DATA FOR THIS TASK:
--
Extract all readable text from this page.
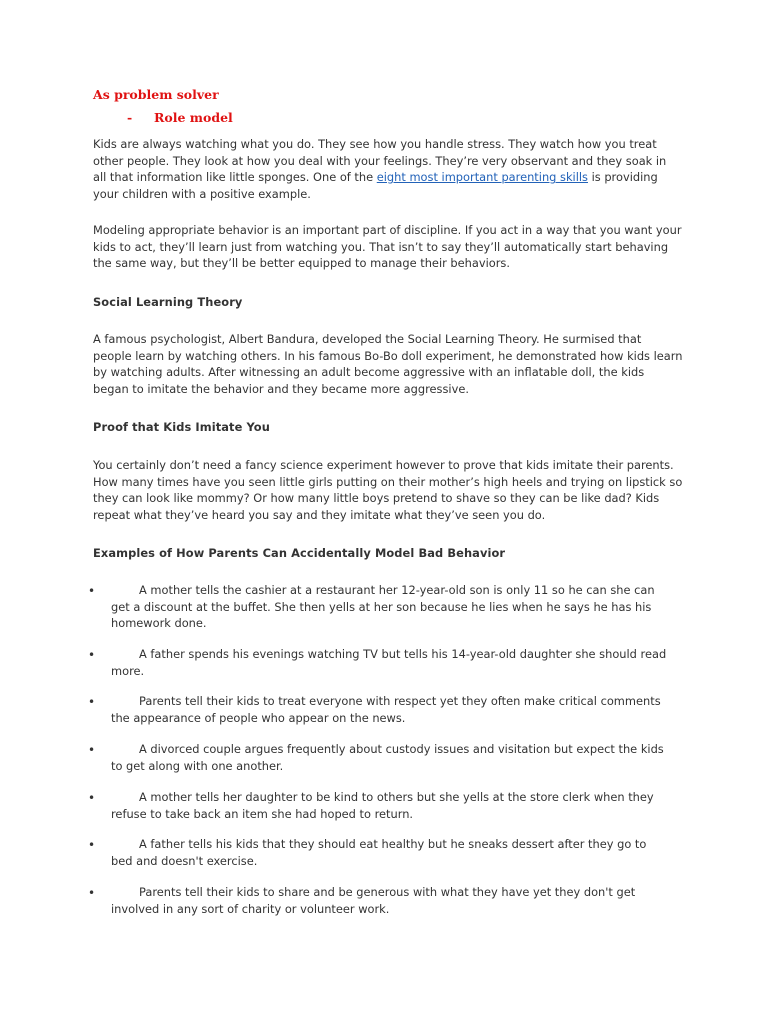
As problem solver
- Role model

Kids are always watching what you do. They see how you handle stress. They watch how you treat other people. They look at how you deal with your feelings. They’re very observant and they soak in all that information like little sponges. One of the eight most important parenting skills is providing your children with a positive example.

Modeling appropriate behavior is an important part of discipline. If you act in a way that you want your kids to act, they’ll learn just from watching you. That isn’t to say they’ll automatically start behaving the same way, but they’ll be better equipped to manage their behaviors.

Social Learning Theory

A famous psychologist, Albert Bandura, developed the Social Learning Theory. He surmised that people learn by watching others. In his famous Bo-Bo doll experiment, he demonstrated how kids learn by watching adults. After witnessing an adult become aggressive with an inflatable doll, the kids began to imitate the behavior and they became more aggressive.

Proof that Kids Imitate You

You certainly don’t need a fancy science experiment however to prove that kids imitate their parents. How many times have you seen little girls putting on their mother’s high heels and trying on lipstick so they can look like mommy? Or how many little boys pretend to shave so they can be like dad? Kids repeat what they’ve heard you say and they imitate what they’ve seen you do.

Examples of How Parents Can Accidentally Model Bad Behavior
•	A mother tells the cashier at a restaurant her 12-year-old son is only 11 so he can she can get a discount at the buffet. She then yells at her son because he lies when he says he has his homework done.

•	A father spends his evenings watching TV but tells his 14-year-old daughter she should read more.

•	Parents tell their kids to treat everyone with respect yet they often make critical comments the appearance of people who appear on the news.

•	A divorced couple argues frequently about custody issues and visitation but expect the kids to get along with one another.

•	A mother tells her daughter to be kind to others but she yells at the store clerk when they refuse to take back an item she had hoped to return.

•	A father tells his kids that they should eat healthy but he sneaks dessert after they go to bed and doesn't exercise.

•	Parents tell their kids to share and be generous with what they have yet they don't get involved in any sort of charity or volunteer work.
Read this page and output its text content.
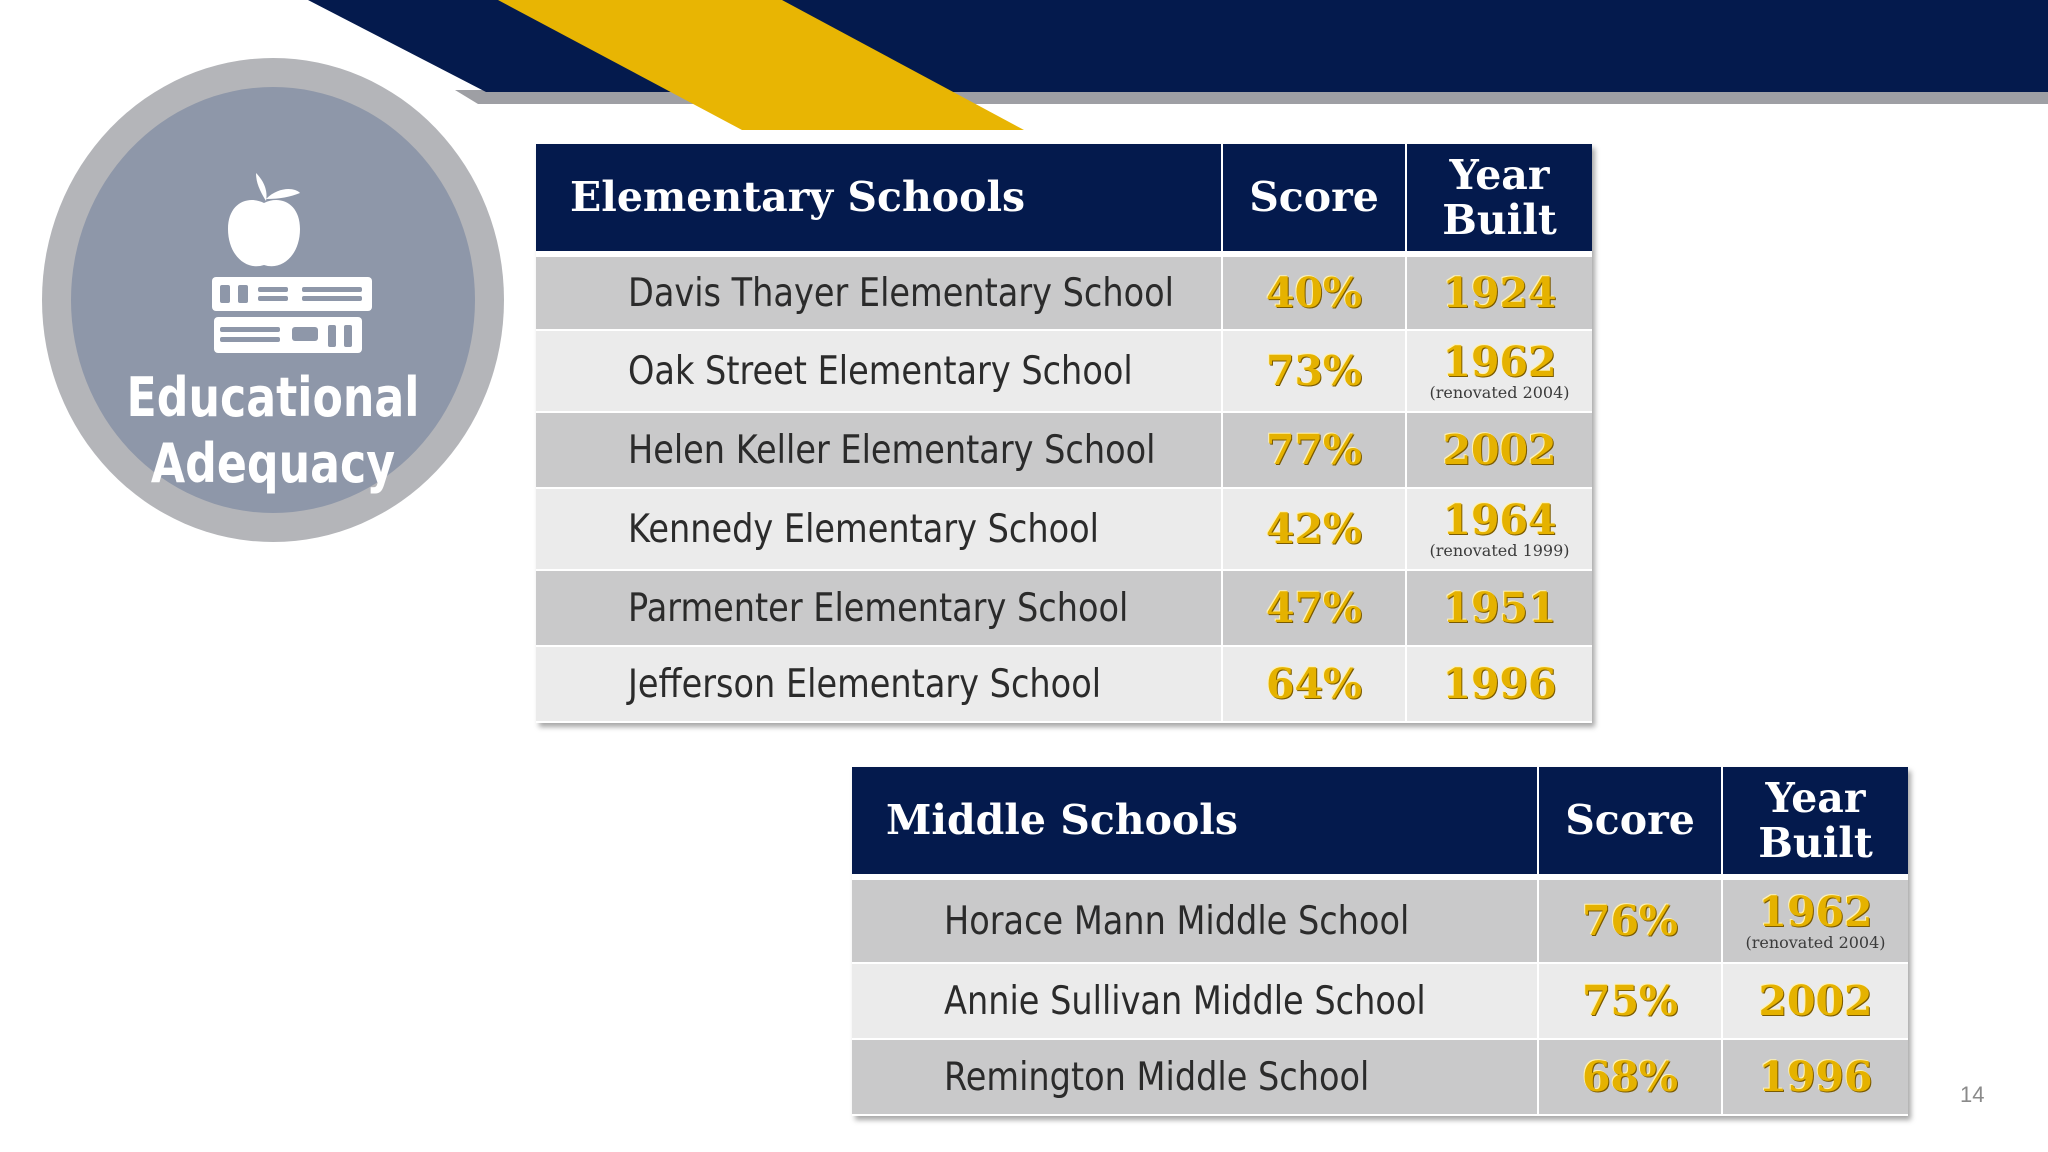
Educational
Adequacy
Elementary Schools	Score	Year
Built

Davis Thayer Elementary School	40%	1924

Oak Street Elementary School	73%	1962
(renovated 2004)

Helen Keller Elementary School	77%	2002

Kennedy Elementary School	42%	1964
(renovated 1999)

Parmenter Elementary School	47%	1951

Jefferson Elementary School	64%	1996
Middle Schools	Score	Year
Built

Horace Mann Middle School	76%	1962
(renovated 2004)

Annie Sullivan Middle School	75%	2002

Remington Middle School	68%	1996	14
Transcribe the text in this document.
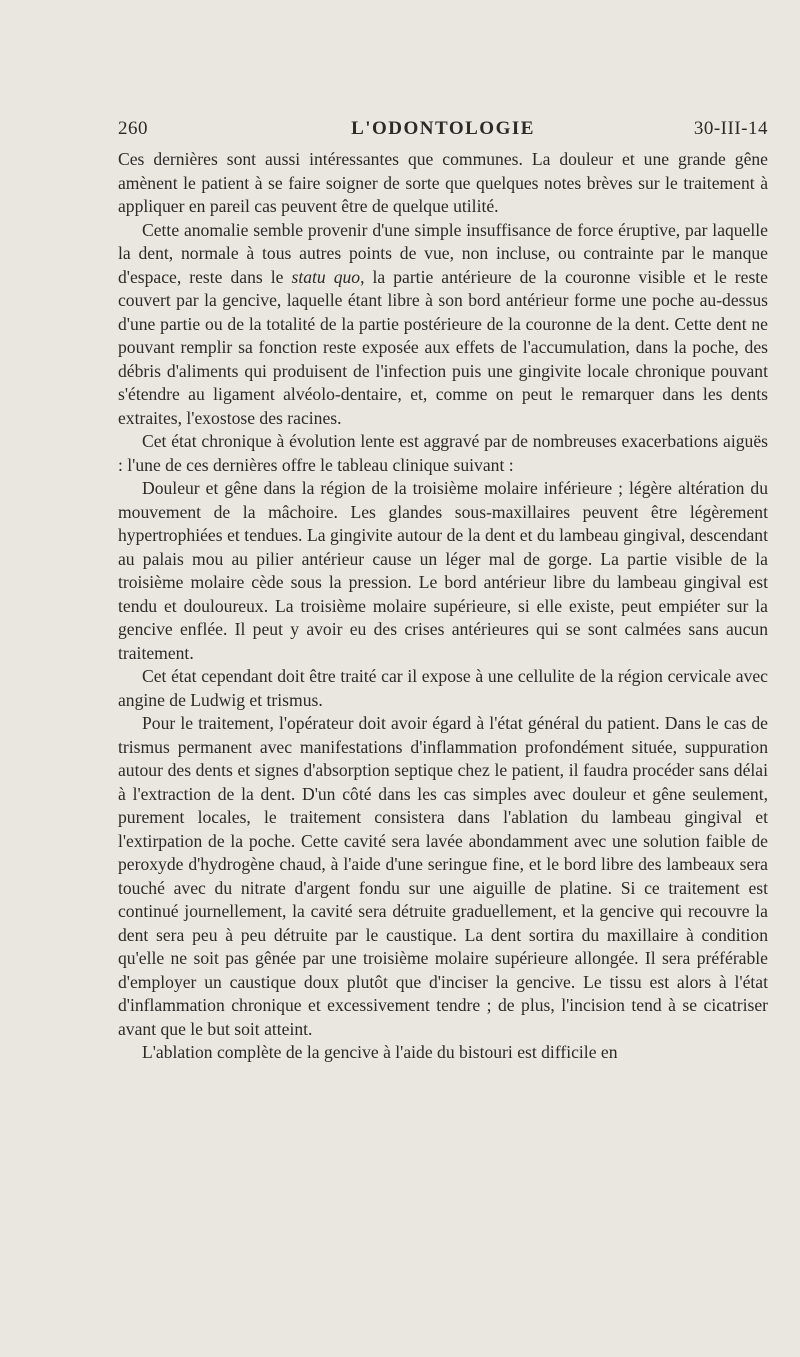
260	L'ODONTOLOGIE	30-III-14

Ces dernières sont aussi intéressantes que communes. La douleur et une grande gêne amènent le patient à se faire soigner de sorte que quelques notes brèves sur le traitement à appliquer en pareil cas peuvent être de quelque utilité.

Cette anomalie semble provenir d'une simple insuffisance de force éruptive, par laquelle la dent, normale à tous autres points de vue, non incluse, ou contrainte par le manque d'espace, reste dans le statu quo, la partie antérieure de la couronne visible et le reste couvert par la gencive, laquelle étant libre à son bord antérieur forme une poche au-dessus d'une partie ou de la totalité de la partie postérieure de la couronne de la dent. Cette dent ne pouvant remplir sa fonction reste exposée aux effets de l'accumulation, dans la poche, des débris d'aliments qui produisent de l'infection puis une gingivite locale chronique pouvant s'étendre au ligament alvéolo-dentaire, et, comme on peut le remarquer dans les dents extraites, l'exostose des racines.

Cet état chronique à évolution lente est aggravé par de nombreuses exacerbations aiguës : l'une de ces dernières offre le tableau clinique suivant :

Douleur et gêne dans la région de la troisième molaire inférieure ; légère altération du mouvement de la mâchoire. Les glandes sous-maxillaires peuvent être légèrement hypertrophiées et tendues. La gingivite autour de la dent et du lambeau gingival, descendant au palais mou au pilier antérieur cause un léger mal de gorge. La partie visible de la troisième molaire cède sous la pression. Le bord antérieur libre du lambeau gingival est tendu et douloureux. La troisième molaire supérieure, si elle existe, peut empiéter sur la gencive enflée. Il peut y avoir eu des crises antérieures qui se sont calmées sans aucun traitement.

Cet état cependant doit être traité car il expose à une cellulite de la région cervicale avec angine de Ludwig et trismus.

Pour le traitement, l'opérateur doit avoir égard à l'état général du patient. Dans le cas de trismus permanent avec manifestations d'inflammation profondément située, suppuration autour des dents et signes d'absorption septique chez le patient, il faudra procéder sans délai à l'extraction de la dent. D'un côté dans les cas simples avec douleur et gêne seulement, purement locales, le traitement consistera dans l'ablation du lambeau gingival et l'extirpation de la poche. Cette cavité sera lavée abondamment avec une solution faible de peroxyde d'hydrogène chaud, à l'aide d'une seringue fine, et le bord libre des lambeaux sera touché avec du nitrate d'argent fondu sur une aiguille de platine. Si ce traitement est continué journellement, la cavité sera détruite graduellement, et la gencive qui recouvre la dent sera peu à peu détruite par le caustique. La dent sortira du maxillaire à condition qu'elle ne soit pas gênée par une troisième molaire supérieure allongée. Il sera préférable d'employer un caustique doux plutôt que d'inciser la gencive. Le tissu est alors à l'état d'inflammation chronique et excessivement tendre ; de plus, l'incision tend à se cicatriser avant que le but soit atteint.

L'ablation complète de la gencive à l'aide du bistouri est difficile en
--
WHAT YOU SHOULD DO:
List every line above that holds the word "text".

RIGHT ANSWER:
Extract all readable text from this page.
Read this page and output its text content.
Transcribe the text in this document.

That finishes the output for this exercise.